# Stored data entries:
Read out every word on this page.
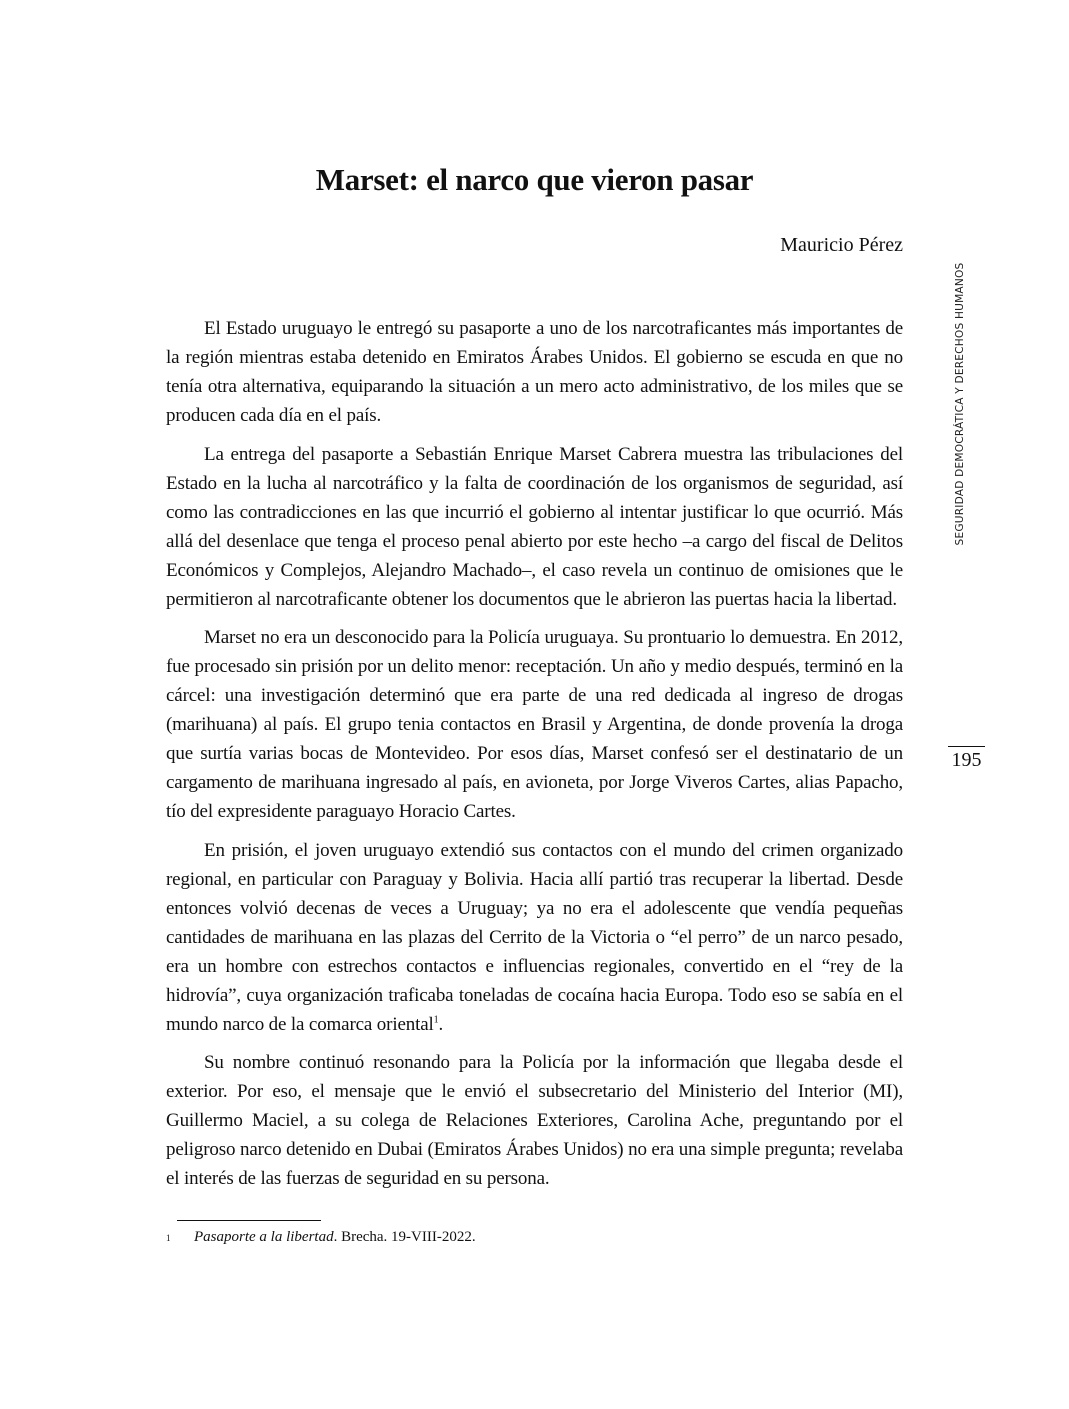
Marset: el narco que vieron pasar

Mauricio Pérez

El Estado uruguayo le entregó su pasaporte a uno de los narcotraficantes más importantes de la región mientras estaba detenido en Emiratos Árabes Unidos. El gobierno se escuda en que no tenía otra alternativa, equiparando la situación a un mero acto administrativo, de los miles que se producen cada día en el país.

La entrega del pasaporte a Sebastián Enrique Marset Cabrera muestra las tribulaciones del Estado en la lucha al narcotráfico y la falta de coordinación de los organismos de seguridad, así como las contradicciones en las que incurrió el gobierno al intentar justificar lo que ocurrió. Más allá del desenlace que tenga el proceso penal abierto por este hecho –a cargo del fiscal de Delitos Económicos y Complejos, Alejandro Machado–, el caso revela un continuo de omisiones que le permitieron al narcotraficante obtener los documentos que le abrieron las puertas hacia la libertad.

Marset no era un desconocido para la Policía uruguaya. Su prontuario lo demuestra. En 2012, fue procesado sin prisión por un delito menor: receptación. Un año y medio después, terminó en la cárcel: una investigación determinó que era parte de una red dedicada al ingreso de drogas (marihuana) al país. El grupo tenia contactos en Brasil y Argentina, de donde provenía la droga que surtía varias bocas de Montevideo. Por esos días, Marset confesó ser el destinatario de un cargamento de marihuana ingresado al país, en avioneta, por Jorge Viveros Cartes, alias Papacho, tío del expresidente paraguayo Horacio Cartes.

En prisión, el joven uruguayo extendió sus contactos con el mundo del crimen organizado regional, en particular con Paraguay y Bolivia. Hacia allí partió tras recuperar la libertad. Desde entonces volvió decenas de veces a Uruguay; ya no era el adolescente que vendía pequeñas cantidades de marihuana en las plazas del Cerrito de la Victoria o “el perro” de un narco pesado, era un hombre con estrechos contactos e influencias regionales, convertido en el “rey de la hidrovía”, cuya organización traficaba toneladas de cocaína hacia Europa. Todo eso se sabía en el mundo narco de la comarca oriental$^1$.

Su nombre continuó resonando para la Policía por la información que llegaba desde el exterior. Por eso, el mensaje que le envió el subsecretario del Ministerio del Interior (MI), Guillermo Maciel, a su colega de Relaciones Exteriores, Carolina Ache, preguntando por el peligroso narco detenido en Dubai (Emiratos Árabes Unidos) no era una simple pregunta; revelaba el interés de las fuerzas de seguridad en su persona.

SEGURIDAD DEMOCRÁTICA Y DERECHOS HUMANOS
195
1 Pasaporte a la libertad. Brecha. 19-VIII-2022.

---

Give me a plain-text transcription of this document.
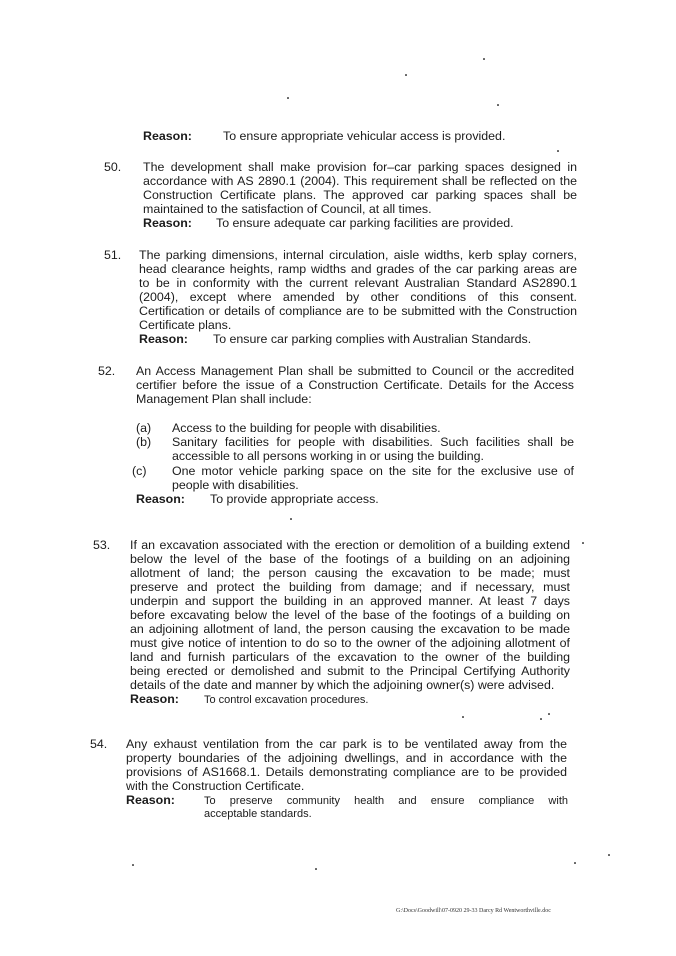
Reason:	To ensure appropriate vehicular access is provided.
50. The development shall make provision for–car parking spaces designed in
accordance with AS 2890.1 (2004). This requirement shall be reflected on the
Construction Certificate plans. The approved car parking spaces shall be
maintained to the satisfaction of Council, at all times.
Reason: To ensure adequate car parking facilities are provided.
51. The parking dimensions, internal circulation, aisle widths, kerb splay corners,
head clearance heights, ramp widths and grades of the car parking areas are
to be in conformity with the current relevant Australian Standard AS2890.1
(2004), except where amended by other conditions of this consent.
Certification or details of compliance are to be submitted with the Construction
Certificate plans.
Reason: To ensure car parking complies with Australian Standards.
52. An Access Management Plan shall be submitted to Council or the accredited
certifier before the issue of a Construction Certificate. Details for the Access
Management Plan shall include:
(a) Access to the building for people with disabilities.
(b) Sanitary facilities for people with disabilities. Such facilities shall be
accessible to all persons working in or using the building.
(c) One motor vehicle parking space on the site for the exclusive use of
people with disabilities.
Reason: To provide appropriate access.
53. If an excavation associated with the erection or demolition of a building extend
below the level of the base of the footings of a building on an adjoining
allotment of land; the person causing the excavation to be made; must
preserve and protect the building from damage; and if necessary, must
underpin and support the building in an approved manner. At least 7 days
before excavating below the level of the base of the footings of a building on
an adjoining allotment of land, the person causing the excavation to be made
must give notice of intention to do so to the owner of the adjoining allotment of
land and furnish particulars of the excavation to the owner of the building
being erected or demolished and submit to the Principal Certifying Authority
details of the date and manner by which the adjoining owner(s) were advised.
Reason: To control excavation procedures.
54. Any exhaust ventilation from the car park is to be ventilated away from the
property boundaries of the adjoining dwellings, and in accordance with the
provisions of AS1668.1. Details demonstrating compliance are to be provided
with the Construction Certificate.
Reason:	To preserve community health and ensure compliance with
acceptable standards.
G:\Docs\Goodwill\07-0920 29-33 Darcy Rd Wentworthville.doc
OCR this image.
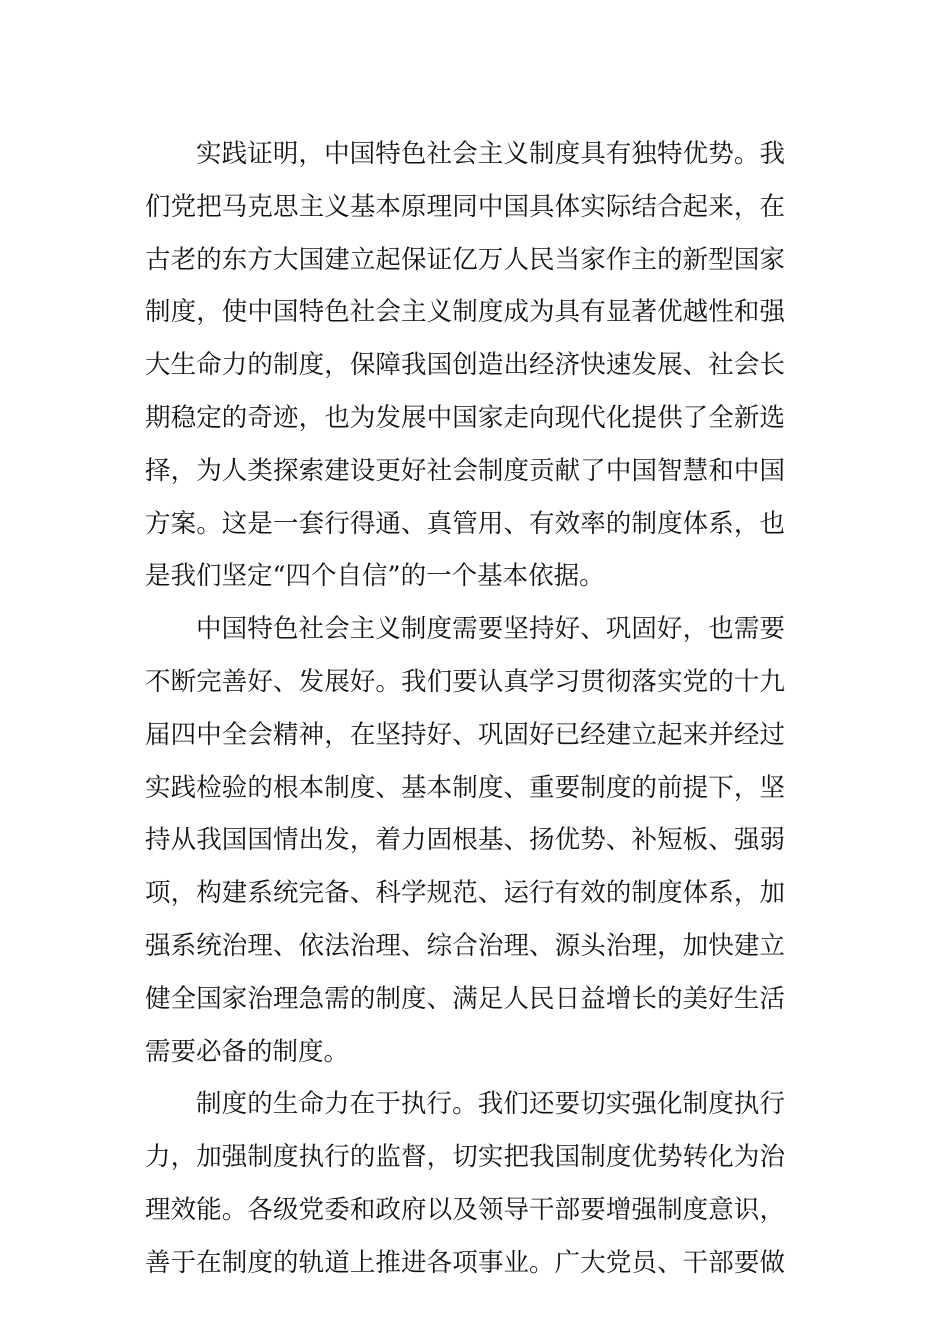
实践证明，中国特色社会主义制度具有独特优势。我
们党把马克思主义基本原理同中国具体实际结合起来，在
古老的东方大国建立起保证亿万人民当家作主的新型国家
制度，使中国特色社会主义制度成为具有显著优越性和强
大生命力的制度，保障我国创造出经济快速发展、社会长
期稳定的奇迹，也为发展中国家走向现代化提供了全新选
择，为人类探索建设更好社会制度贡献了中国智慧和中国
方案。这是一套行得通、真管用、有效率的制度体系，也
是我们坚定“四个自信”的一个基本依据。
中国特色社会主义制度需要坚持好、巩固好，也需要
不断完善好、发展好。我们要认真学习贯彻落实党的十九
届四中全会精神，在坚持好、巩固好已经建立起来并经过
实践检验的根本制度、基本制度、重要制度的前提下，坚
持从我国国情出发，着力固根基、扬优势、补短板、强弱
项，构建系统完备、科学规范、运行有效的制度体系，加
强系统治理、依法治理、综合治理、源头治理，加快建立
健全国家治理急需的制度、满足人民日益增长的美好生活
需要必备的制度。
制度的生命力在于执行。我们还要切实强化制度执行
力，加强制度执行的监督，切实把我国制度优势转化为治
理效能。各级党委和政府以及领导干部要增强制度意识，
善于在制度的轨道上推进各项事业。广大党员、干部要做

==

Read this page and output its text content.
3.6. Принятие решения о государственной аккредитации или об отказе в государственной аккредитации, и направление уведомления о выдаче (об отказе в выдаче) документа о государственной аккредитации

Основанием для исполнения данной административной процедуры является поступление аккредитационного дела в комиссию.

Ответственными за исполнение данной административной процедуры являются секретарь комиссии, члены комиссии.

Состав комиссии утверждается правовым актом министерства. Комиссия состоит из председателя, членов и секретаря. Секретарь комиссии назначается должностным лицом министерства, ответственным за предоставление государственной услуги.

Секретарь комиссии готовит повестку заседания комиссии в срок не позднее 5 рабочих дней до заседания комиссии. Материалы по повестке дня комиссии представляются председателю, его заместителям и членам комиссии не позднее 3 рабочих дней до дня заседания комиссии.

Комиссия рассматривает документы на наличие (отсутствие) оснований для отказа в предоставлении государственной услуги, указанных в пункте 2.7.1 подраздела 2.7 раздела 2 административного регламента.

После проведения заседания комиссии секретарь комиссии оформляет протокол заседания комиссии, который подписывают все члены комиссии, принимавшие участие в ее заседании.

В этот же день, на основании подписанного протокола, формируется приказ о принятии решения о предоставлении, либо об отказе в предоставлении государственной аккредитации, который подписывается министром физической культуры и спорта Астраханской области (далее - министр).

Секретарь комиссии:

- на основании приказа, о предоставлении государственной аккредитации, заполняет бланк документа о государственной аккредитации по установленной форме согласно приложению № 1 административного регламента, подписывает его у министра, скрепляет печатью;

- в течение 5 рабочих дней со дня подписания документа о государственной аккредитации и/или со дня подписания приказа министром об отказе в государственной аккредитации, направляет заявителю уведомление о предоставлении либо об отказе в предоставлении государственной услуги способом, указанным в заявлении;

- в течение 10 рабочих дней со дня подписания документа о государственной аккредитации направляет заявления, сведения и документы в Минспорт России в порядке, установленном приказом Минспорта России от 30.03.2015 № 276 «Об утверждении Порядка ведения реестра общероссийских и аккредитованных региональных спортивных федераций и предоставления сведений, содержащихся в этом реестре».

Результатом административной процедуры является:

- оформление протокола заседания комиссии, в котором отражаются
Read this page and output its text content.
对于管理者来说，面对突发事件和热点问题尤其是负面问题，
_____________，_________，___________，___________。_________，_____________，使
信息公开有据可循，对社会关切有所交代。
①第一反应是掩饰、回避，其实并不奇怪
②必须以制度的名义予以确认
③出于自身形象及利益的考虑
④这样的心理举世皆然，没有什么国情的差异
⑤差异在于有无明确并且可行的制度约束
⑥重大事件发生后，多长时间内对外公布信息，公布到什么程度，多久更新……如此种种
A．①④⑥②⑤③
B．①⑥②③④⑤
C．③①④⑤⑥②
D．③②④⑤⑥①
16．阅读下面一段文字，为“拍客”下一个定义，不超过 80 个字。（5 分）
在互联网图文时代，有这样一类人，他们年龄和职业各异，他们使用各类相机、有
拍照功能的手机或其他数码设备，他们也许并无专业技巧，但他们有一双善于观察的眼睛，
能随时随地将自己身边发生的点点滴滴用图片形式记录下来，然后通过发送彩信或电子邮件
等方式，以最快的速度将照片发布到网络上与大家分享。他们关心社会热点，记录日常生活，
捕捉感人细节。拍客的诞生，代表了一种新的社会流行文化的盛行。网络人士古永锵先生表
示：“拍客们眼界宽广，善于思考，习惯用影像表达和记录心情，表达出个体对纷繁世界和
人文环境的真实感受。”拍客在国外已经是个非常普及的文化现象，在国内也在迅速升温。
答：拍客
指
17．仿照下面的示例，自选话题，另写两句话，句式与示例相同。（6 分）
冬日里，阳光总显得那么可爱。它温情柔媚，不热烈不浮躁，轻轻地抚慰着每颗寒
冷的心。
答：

# Written request:
Scan the records above, count the lines with "causing" in them, and give only the number.

# Written solution:
2